(Dataset items)
+ + +
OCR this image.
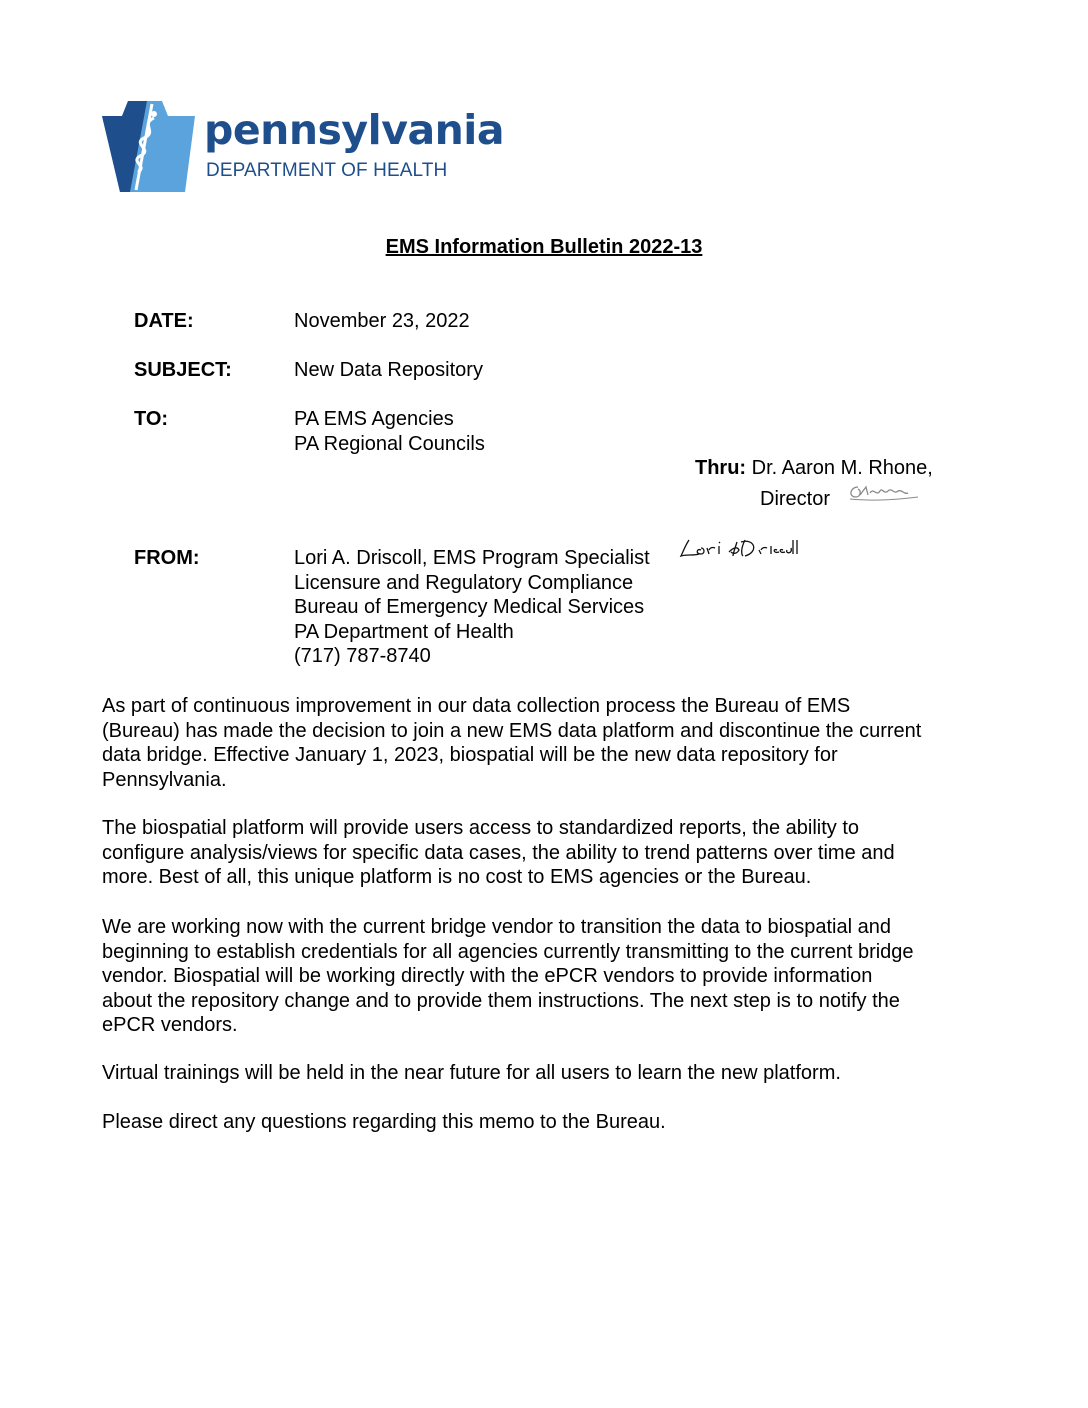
pennsylvania
DEPARTMENT OF HEALTH
EMS Information Bulletin 2022-13
DATE:	November 23, 2022
SUBJECT:	New Data Repository
TO:	PA EMS Agencies
PA Regional Councils
Thru: Dr. Aaron M. Rhone,
Director
FROM:	Lori A. Driscoll, EMS Program Specialist
Licensure and Regulatory Compliance
Bureau of Emergency Medical Services
PA Department of Health
(717) 787-8740
As part of continuous improvement in our data collection process the Bureau of EMS
(Bureau) has made the decision to join a new EMS data platform and discontinue the current
data bridge. Effective January 1, 2023, biospatial will be the new data repository for
Pennsylvania.
The biospatial platform will provide users access to standardized reports, the ability to
configure analysis/views for specific data cases, the ability to trend patterns over time and
more. Best of all, this unique platform is no cost to EMS agencies or the Bureau.
We are working now with the current bridge vendor to transition the data to biospatial and
beginning to establish credentials for all agencies currently transmitting to the current bridge
vendor. Biospatial will be working directly with the ePCR vendors to provide information
about the repository change and to provide them instructions. The next step is to notify the
ePCR vendors.
Virtual trainings will be held in the near future for all users to learn the new platform.
Please direct any questions regarding this memo to the Bureau.
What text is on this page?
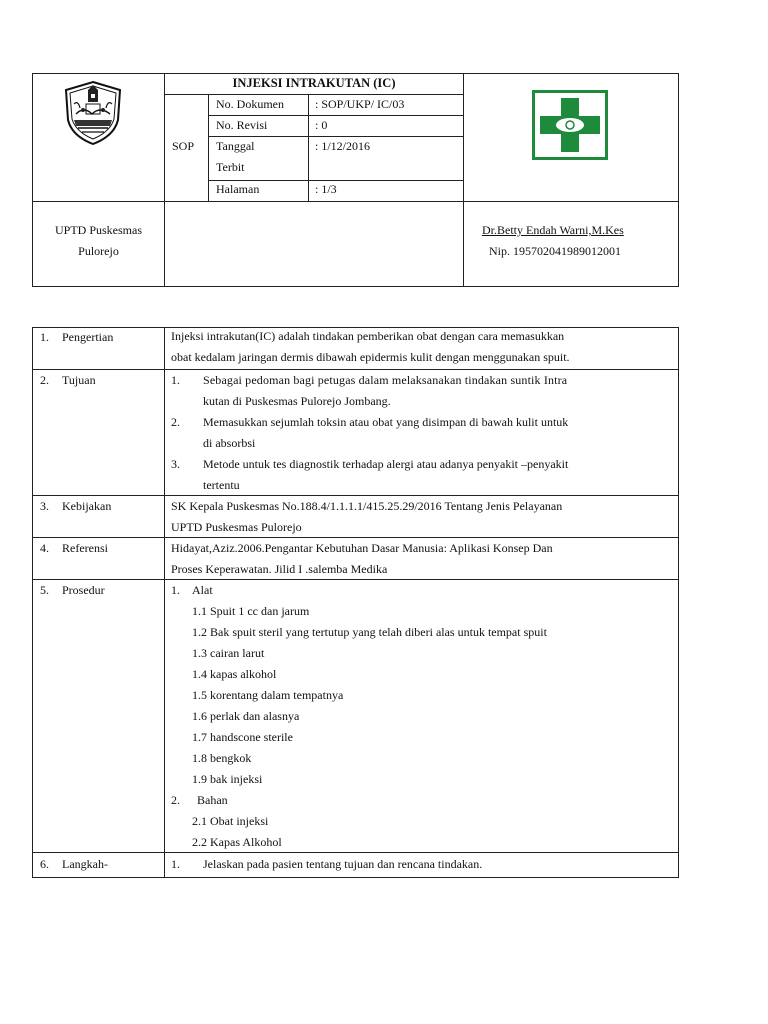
INJEKSI INTRAKUTAN (IC)
SOP
No. Dokumen	: SOP/UKP/ IC/03
No. Revisi	: 0
Tanggal
Terbit
: 1/12/2016
Halaman	: 1/3
UPTD Puskesmas
Pulorejo
Dr.Betty Endah Warni,M.Kes
Nip. 195702041989012001
1. Pengertian	Injeksi intrakutan(IC) adalah tindakan pemberikan obat dengan cara memasukkan
obat kedalam jaringan dermis dibawah epidermis kulit dengan menggunakan spuit.
2. Tujuan	1. Sebagai pedoman bagi petugas dalam melaksanakan tindakan suntik Intra
kutan di Puskesmas Pulorejo Jombang.
2. Memasukkan sejumlah toksin atau obat yang disimpan di bawah kulit untuk
di absorbsi
3. Metode untuk tes diagnostik terhadap alergi atau adanya penyakit –penyakit
tertentu
3. Kebijakan	SK Kepala Puskesmas No.188.4/1.1.1.1/415.25.29/2016 Tentang Jenis Pelayanan
UPTD Puskesmas Pulorejo
4. Referensi	Hidayat,Aziz.2006.Pengantar Kebutuhan Dasar Manusia: Aplikasi Konsep Dan
Proses Keperawatan. Jilid I .salemba Medika
5. Prosedur	1. Alat
1.1 Spuit 1 cc dan jarum
1.2 Bak spuit steril yang tertutup yang telah diberi alas untuk tempat spuit
1.3 cairan larut
1.4 kapas alkohol
1.5 korentang dalam tempatnya
1.6 perlak dan alasnya
1.7 handscone sterile
1.8 bengkok
1.9 bak injeksi
2. Bahan
2.1 Obat injeksi
2.2 Kapas Alkohol
6. Langkah-	1. Jelaskan pada pasien tentang tujuan dan rencana tindakan.
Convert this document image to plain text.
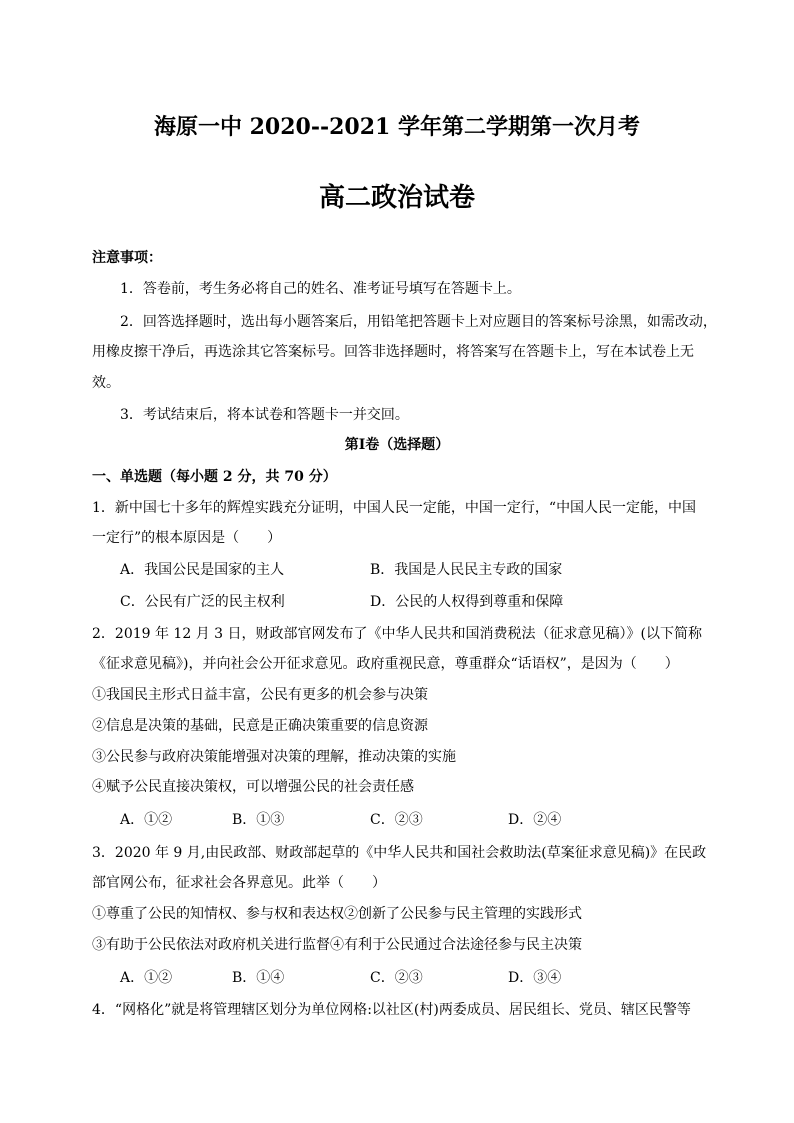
海原一中 2020--2021 学年第二学期第一次月考
高二政治试卷
注意事项：
1．答卷前，考生务必将自己的姓名、准考证号填写在答题卡上。
2．回答选择题时，选出每小题答案后，用铅笔把答题卡上对应题目的答案标号涂黑，如需改动，
用橡皮擦干净后，再选涂其它答案标号。回答非选择题时，将答案写在答题卡上，写在本试卷上无
效。
3．考试结束后，将本试卷和答题卡一并交回。
第Ⅰ卷（选择题）
一、单选题（每小题 2 分，共 70 分）
1．新中国七十多年的辉煌实践充分证明，中国人民一定能，中国一定行，“中国人民一定能，中国
一定行”的根本原因是（　　）
A．我国公民是国家的主人	B．我国是人民民主专政的国家
C．公民有广泛的民主权利	D．公民的人权得到尊重和保障
2．2019 年 12 月 3 日，财政部官网发布了《中华人民共和国消费税法（征求意见稿）》(以下简称
《征求意见稿》)，并向社会公开征求意见。政府重视民意，尊重群众“话语权”，是因为（　　）
①我国民主形式日益丰富，公民有更多的机会参与决策
②信息是决策的基础，民意是正确决策重要的信息资源
③公民参与政府决策能增强对决策的理解，推动决策的实施
④赋予公民直接决策权，可以增强公民的社会责任感
A．①②	B．①③	C．②③	D．②④
3．2020 年 9 月,由民政部、财政部起草的《中华人民共和国社会救助法(草案征求意见稿)》在民政
部官网公布，征求社会各界意见。此举（　　）
①尊重了公民的知情权、参与权和表达权②创新了公民参与民主管理的实践形式
③有助于公民依法对政府机关进行监督④有利于公民通过合法途径参与民主决策
A．①②	B．①④	C．②③	D．③④
4．“网格化”就是将管理辖区划分为单位网格:以社区(村)两委成员、居民组长、党员、辖区民警等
+ + +
▶ **PROBLEM TO SOLVE**
Select and copy every line of the listing with the word "kulit".

▶ **RESULT OF THE TASK**
obat kedalam jaringan dermis dibawah epidermis kulit dengan menggunakan spuit.
2. Memasukkan sejumlah toksin atau obat yang disimpan di bawah kulit untuk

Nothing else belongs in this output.